Dataset items:
┌────────
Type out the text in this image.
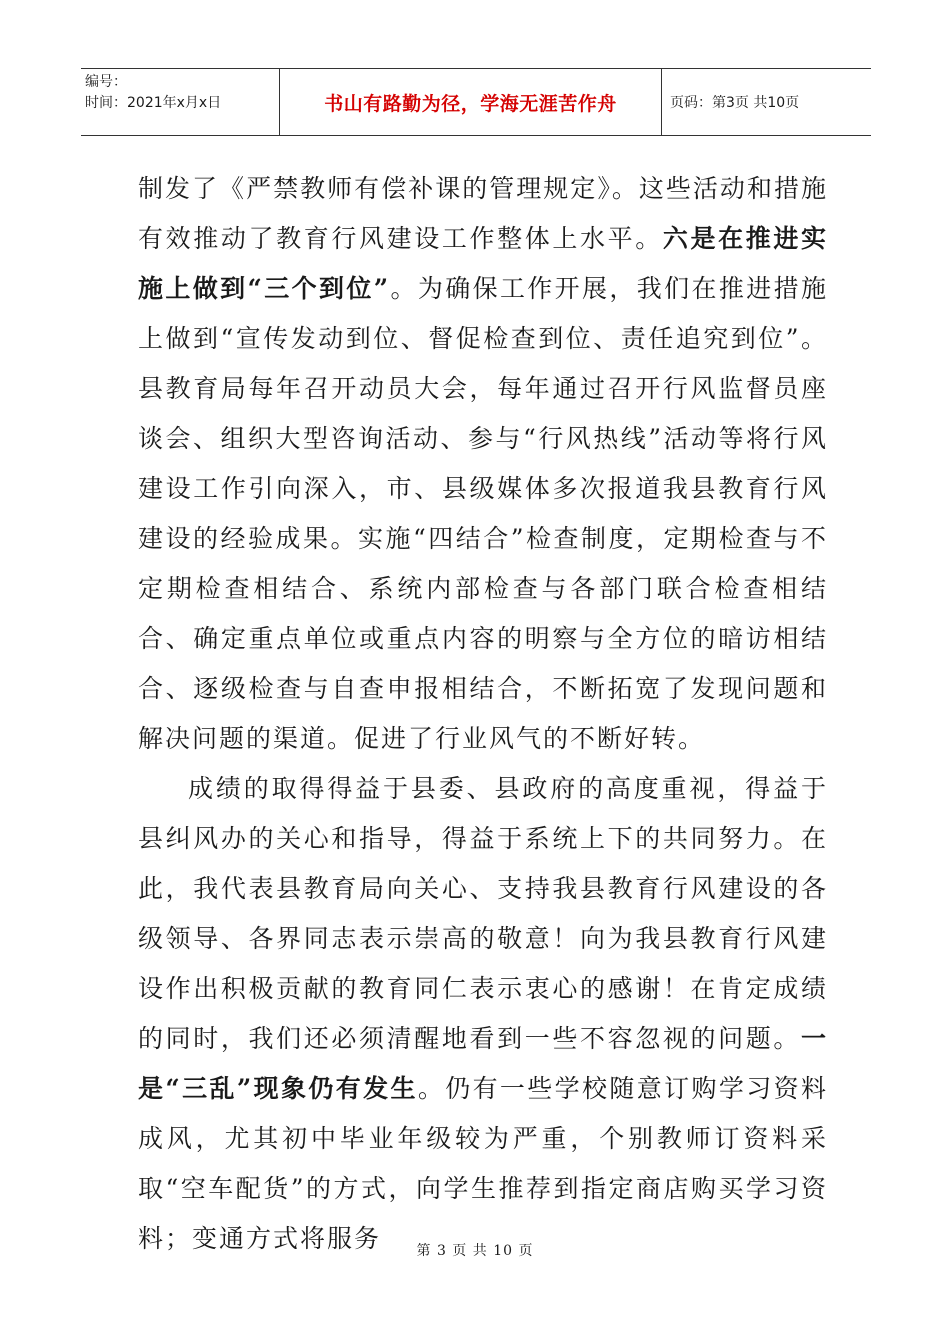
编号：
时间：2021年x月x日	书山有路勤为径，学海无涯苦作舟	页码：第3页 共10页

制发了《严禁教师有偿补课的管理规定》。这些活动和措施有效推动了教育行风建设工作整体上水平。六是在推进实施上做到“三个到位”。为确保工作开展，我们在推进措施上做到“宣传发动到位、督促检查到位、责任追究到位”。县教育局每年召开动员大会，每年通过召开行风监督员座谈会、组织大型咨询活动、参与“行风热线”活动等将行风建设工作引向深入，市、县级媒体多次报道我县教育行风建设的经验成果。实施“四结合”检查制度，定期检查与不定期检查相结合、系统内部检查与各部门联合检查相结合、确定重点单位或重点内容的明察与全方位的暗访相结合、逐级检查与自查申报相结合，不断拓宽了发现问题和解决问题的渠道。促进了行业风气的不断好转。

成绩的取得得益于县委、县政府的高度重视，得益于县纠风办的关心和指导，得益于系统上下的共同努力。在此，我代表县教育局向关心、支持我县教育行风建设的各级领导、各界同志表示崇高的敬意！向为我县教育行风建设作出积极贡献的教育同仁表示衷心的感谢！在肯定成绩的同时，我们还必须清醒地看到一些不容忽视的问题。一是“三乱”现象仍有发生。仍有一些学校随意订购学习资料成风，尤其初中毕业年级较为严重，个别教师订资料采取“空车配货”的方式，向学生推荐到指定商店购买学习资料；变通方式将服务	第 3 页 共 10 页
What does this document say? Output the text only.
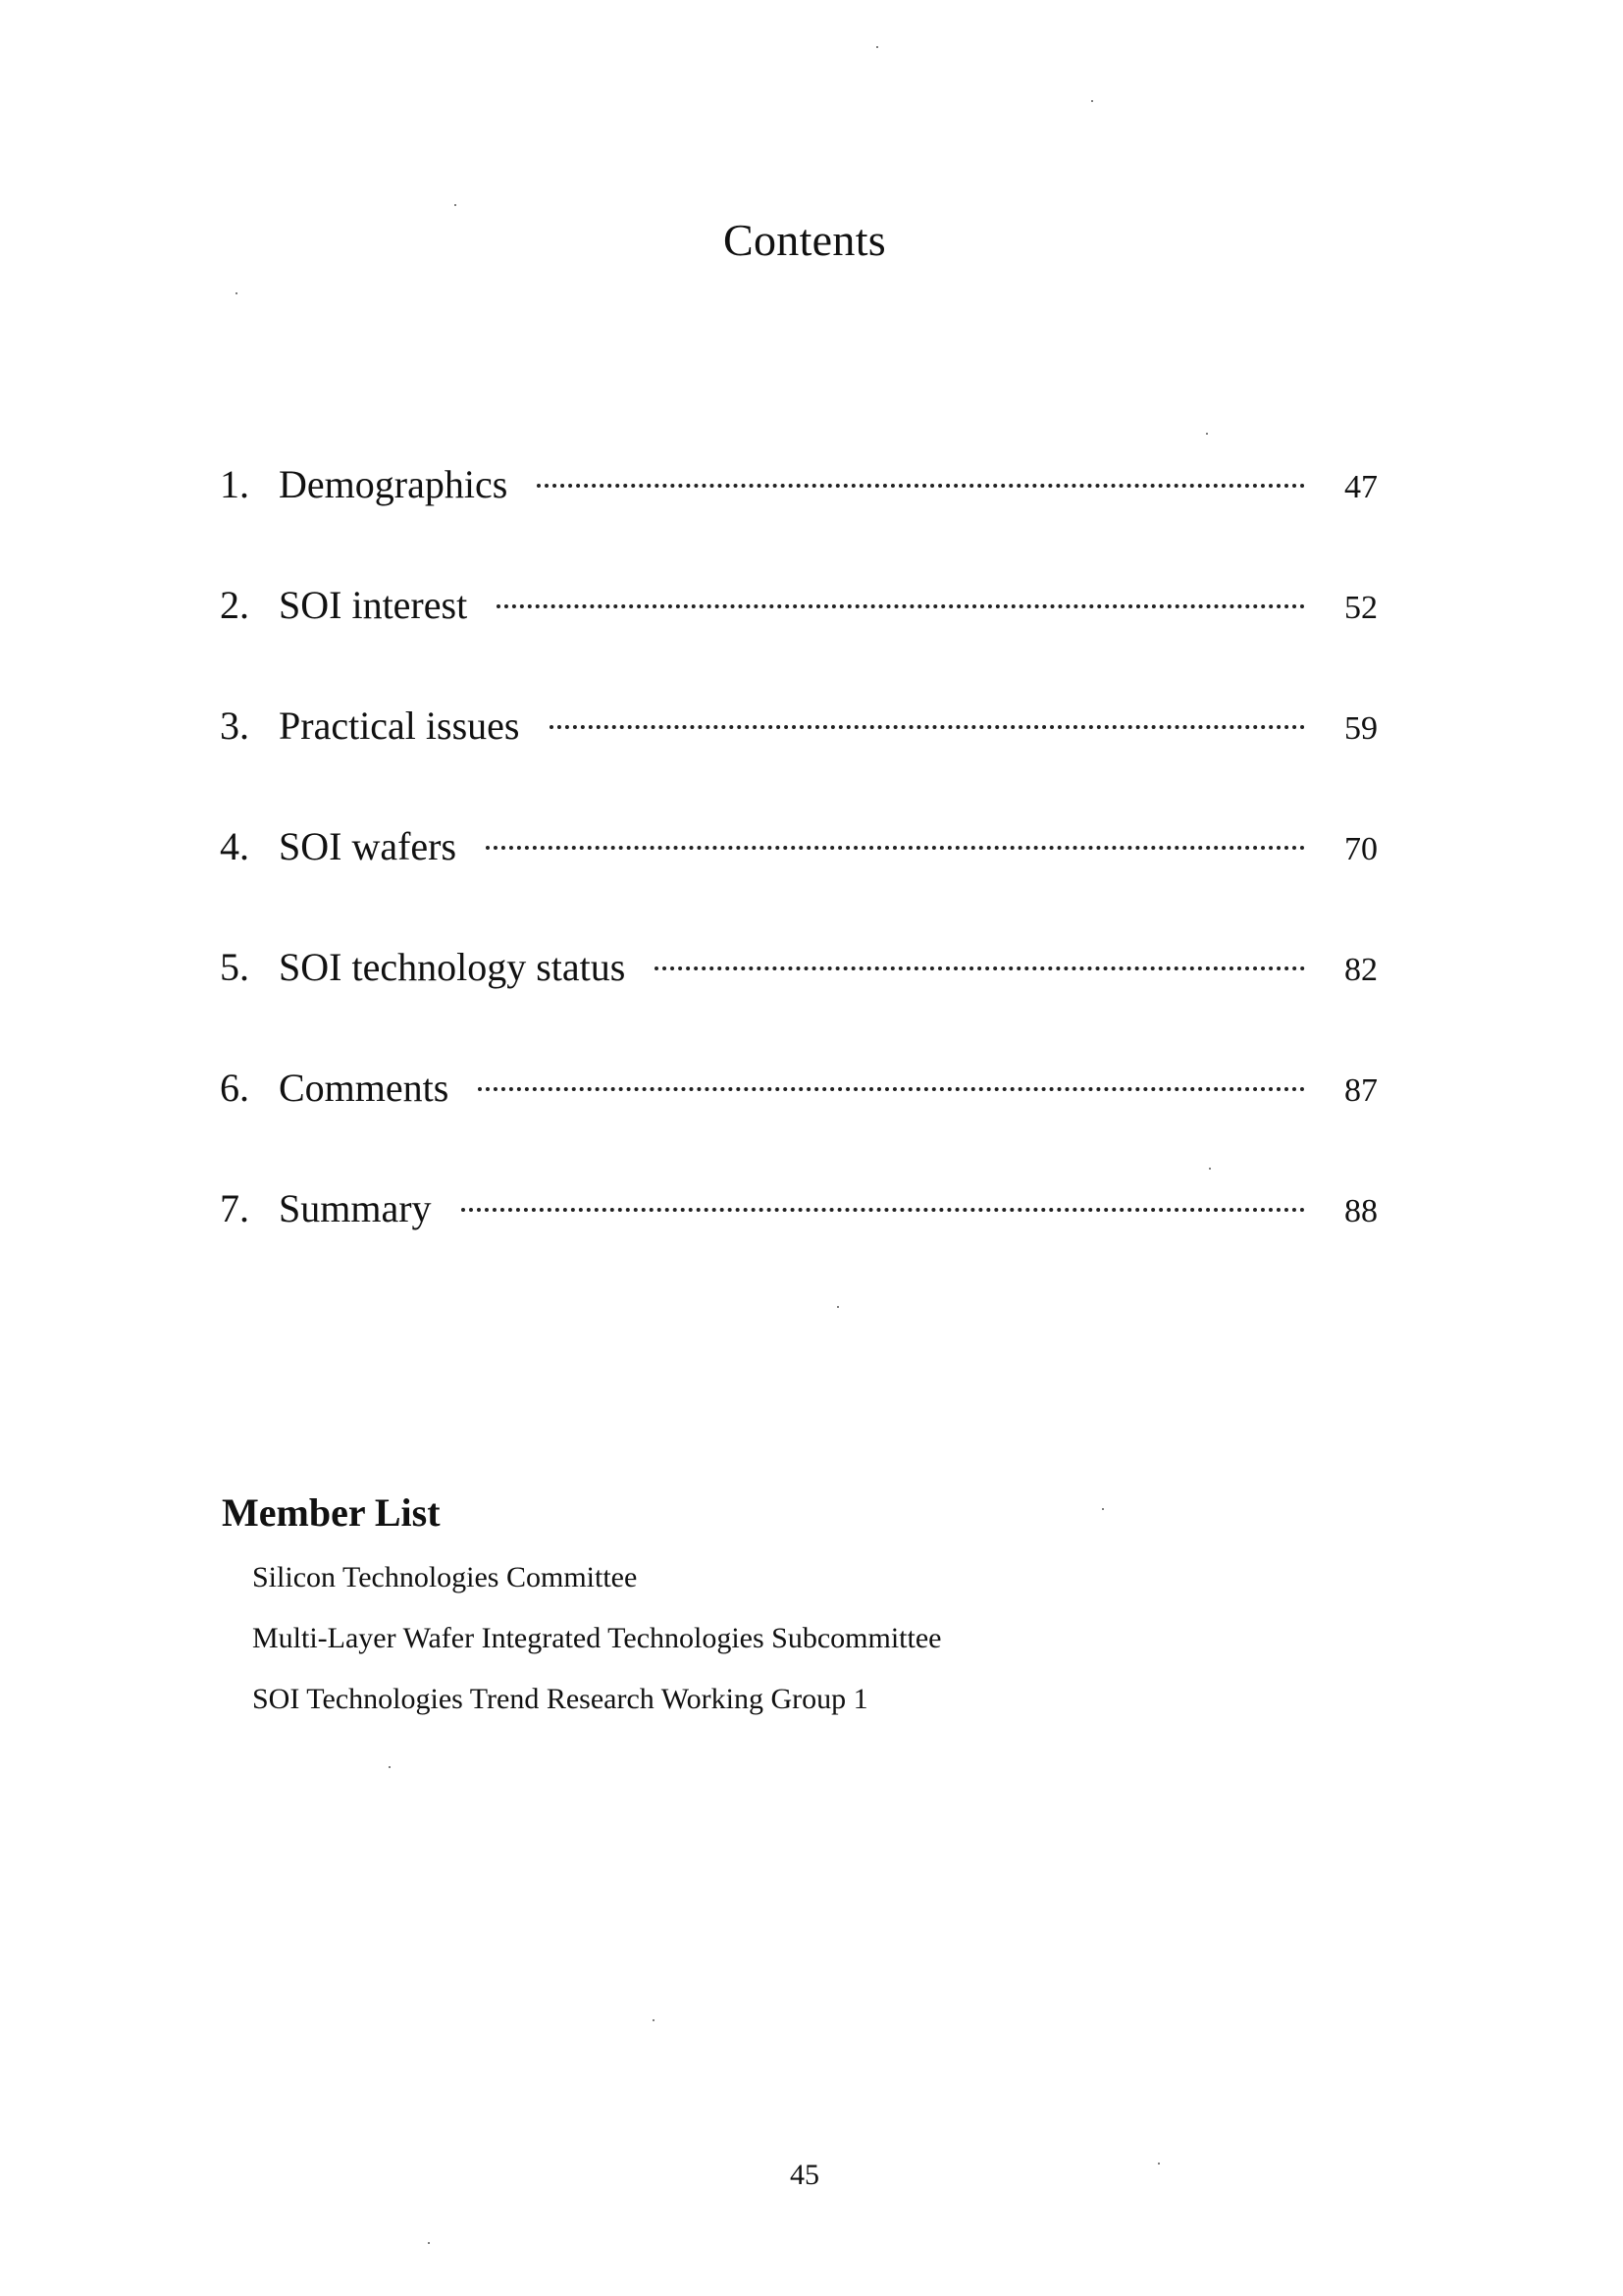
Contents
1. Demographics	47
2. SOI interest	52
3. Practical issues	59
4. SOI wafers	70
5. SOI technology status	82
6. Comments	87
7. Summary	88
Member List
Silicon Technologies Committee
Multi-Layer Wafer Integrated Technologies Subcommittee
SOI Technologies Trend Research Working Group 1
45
└────────
┌────────
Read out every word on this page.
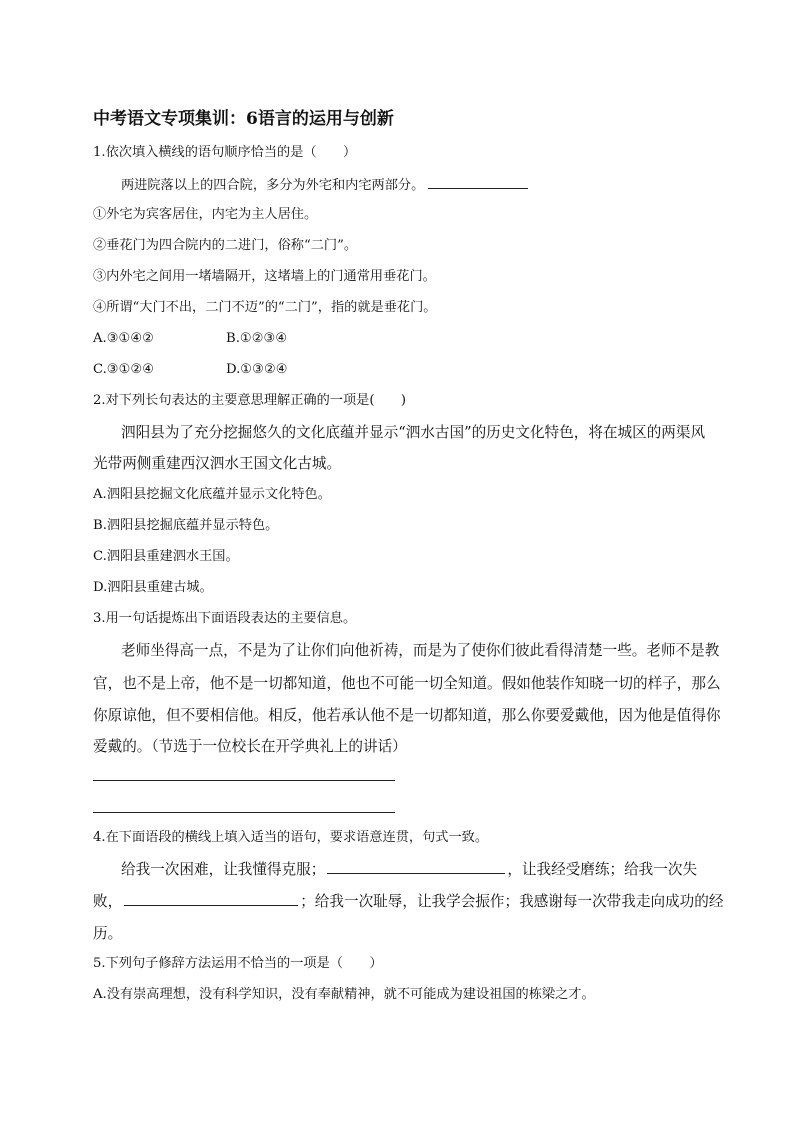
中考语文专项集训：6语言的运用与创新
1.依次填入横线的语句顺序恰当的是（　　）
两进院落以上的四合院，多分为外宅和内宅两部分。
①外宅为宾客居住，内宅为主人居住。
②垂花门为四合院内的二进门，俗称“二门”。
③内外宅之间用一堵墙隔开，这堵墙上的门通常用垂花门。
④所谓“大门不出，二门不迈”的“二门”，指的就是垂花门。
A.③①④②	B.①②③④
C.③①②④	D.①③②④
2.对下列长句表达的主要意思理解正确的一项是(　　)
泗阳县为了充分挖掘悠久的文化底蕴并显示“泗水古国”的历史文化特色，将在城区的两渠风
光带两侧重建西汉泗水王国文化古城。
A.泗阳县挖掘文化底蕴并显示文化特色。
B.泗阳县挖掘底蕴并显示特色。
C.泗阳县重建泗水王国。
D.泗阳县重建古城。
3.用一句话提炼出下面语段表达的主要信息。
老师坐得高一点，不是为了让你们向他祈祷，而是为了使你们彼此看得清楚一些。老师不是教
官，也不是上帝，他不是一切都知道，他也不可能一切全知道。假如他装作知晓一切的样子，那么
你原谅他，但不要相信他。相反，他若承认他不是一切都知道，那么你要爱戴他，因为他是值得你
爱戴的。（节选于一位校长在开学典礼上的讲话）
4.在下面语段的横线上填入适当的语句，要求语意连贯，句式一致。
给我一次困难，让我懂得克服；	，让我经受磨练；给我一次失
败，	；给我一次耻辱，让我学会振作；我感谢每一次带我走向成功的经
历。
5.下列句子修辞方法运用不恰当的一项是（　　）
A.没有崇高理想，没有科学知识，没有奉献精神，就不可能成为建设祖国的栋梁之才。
└────────
┌────────
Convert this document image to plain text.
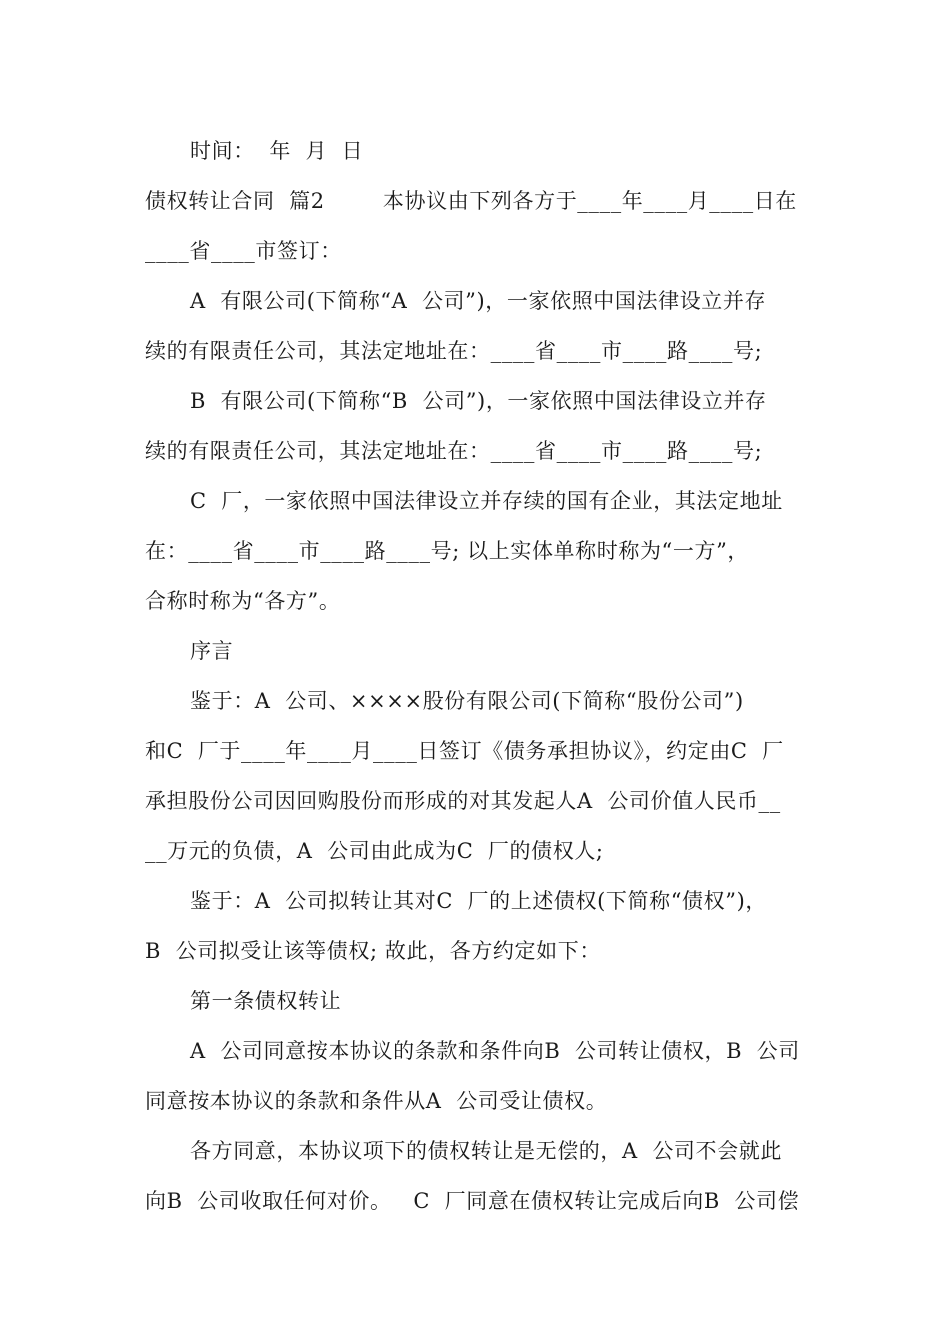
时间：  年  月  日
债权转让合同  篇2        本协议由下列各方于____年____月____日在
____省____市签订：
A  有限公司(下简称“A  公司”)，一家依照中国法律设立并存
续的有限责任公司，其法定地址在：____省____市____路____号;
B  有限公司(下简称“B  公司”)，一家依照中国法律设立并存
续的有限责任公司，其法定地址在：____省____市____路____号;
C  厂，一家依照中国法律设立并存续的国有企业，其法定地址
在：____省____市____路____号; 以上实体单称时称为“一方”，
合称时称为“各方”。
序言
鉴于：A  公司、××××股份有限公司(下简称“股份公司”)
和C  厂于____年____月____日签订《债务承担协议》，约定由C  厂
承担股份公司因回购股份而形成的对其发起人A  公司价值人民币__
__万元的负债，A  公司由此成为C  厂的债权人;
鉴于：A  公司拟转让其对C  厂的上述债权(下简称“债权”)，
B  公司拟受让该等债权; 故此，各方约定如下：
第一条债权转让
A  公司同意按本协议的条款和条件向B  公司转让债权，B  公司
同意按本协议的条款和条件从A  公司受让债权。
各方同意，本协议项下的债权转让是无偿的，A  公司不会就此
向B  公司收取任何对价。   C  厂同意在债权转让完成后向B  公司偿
└────────
## EXERCISE AIM
Which lines above hold the word "document"? Copy each of them.

## ANSWER IN FULL
What does this document say? Output the text only.
Convert this document image to plain text.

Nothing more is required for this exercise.